__What is needed__:
Tally the lines in these records that hold the string "secondary", and reply with the number alone.

__Records for this exercise__:

----

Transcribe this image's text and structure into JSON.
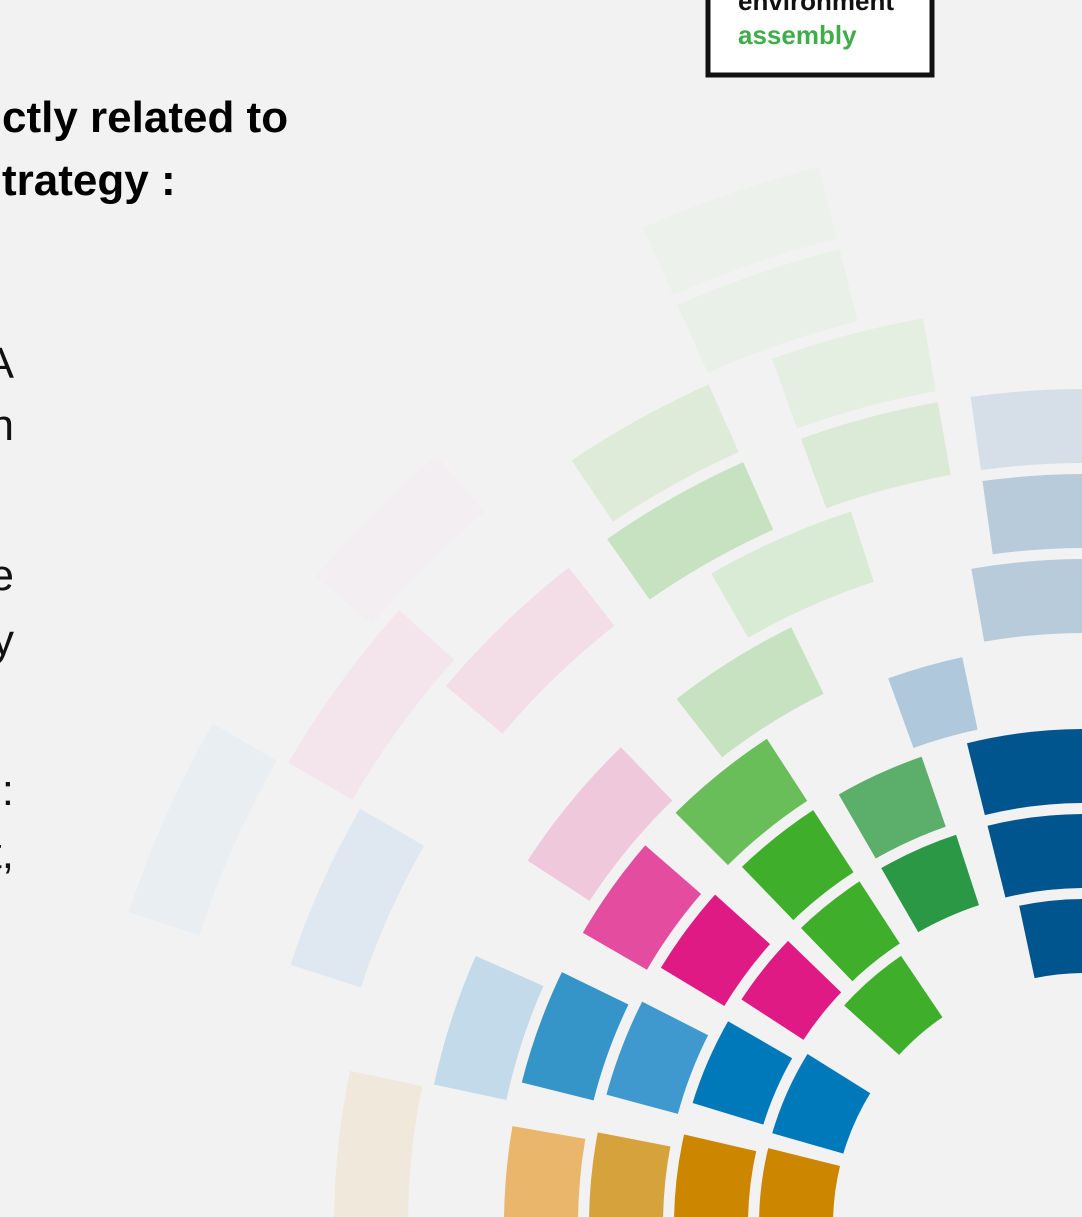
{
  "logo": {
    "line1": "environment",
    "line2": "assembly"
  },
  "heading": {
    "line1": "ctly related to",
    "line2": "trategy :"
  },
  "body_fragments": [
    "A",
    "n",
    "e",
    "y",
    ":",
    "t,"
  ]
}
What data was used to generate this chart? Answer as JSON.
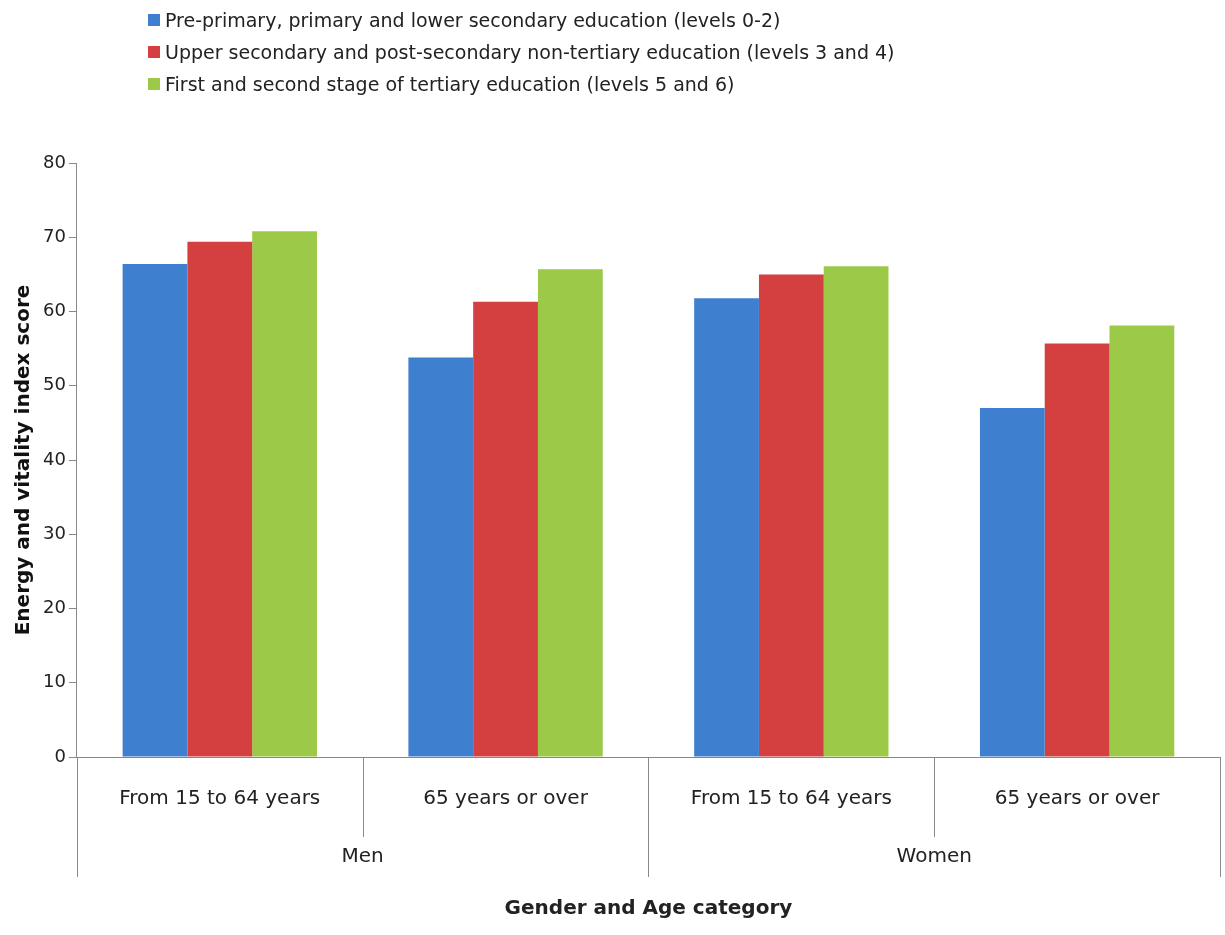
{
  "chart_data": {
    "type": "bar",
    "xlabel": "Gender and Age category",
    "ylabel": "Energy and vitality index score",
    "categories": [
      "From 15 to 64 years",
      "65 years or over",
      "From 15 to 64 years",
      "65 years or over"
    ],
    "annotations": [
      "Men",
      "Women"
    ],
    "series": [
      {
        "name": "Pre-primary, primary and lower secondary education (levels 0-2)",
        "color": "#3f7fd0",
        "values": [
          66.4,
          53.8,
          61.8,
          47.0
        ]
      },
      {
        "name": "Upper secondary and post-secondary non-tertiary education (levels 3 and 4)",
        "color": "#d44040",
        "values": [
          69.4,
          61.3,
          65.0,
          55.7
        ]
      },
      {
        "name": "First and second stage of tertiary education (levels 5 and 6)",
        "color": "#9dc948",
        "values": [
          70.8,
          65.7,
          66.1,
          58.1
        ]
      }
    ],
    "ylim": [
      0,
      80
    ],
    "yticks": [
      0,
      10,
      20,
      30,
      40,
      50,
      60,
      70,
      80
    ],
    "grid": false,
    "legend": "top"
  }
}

----

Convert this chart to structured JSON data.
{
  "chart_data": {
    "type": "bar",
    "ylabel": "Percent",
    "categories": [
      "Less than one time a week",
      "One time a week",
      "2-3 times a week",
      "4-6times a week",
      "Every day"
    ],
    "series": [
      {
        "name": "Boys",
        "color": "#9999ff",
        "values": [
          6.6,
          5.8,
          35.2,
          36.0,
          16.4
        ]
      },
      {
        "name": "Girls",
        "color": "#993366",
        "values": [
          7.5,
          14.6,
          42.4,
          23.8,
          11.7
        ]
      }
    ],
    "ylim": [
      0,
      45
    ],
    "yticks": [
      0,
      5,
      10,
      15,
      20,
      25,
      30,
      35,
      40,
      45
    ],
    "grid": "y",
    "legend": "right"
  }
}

----

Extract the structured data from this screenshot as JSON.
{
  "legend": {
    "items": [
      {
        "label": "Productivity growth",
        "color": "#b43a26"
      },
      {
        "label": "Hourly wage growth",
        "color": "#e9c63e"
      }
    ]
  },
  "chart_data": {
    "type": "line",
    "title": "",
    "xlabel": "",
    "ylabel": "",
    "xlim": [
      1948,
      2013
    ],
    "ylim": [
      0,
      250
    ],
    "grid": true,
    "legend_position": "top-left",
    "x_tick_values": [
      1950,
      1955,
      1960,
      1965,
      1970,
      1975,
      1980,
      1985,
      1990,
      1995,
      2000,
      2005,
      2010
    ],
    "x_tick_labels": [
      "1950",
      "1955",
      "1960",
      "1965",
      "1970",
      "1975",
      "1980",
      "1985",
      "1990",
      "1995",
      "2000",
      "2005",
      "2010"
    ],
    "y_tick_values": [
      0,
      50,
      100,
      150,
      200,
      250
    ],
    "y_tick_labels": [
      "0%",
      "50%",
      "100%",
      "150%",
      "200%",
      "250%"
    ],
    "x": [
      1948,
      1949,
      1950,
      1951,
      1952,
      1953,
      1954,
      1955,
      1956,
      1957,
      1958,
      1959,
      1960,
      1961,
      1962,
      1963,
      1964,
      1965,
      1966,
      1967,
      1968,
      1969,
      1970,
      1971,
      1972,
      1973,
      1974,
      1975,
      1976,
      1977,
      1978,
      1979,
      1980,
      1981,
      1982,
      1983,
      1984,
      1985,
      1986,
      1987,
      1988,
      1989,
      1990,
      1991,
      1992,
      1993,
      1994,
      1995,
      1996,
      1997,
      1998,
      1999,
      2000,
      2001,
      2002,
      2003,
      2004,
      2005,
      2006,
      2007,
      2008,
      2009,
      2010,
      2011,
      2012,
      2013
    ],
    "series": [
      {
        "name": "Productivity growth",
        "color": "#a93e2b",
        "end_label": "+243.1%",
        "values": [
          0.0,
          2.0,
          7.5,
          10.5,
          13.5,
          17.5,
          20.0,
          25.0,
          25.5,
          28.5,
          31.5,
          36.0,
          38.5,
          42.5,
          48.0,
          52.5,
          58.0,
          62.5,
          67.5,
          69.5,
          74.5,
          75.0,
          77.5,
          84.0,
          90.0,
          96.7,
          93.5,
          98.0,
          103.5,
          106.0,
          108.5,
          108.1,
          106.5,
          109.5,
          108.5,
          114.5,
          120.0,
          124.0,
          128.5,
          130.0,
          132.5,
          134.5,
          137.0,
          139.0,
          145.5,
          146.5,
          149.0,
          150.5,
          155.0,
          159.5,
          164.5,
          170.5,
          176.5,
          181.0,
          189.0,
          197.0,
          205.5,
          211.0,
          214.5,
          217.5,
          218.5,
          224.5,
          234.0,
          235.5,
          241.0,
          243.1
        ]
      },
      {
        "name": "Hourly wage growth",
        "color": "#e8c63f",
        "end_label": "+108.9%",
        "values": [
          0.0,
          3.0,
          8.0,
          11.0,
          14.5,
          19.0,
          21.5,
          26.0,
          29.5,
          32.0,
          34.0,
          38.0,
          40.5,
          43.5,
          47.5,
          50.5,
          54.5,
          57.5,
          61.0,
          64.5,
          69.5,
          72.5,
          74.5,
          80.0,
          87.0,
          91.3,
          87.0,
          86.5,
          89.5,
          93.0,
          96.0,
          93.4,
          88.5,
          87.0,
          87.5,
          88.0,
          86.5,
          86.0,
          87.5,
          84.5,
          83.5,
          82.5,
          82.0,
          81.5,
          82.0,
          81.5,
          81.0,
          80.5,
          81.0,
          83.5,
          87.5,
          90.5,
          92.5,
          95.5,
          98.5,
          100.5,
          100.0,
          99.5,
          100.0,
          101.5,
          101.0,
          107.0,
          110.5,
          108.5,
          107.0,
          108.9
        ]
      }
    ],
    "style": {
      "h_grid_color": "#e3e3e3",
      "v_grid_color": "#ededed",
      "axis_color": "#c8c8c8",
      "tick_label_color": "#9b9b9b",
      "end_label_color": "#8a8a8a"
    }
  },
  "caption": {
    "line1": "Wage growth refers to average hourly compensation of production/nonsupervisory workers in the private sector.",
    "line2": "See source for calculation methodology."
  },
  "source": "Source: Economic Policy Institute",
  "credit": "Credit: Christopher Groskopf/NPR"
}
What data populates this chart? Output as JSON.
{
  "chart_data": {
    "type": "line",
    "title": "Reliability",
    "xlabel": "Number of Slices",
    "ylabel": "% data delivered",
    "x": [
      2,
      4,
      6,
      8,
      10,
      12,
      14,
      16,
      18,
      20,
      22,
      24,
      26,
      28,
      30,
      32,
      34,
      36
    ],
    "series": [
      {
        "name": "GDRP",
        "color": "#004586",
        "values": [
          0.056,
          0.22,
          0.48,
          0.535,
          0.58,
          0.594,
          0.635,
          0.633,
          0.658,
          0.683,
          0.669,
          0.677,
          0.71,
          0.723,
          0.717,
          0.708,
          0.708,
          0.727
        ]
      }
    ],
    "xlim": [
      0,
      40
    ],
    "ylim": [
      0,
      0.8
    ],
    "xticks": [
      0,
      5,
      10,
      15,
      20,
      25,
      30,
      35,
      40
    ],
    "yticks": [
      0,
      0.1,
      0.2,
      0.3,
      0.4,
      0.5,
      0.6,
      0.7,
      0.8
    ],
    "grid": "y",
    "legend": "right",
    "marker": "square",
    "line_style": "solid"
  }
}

----

__Written response__:
2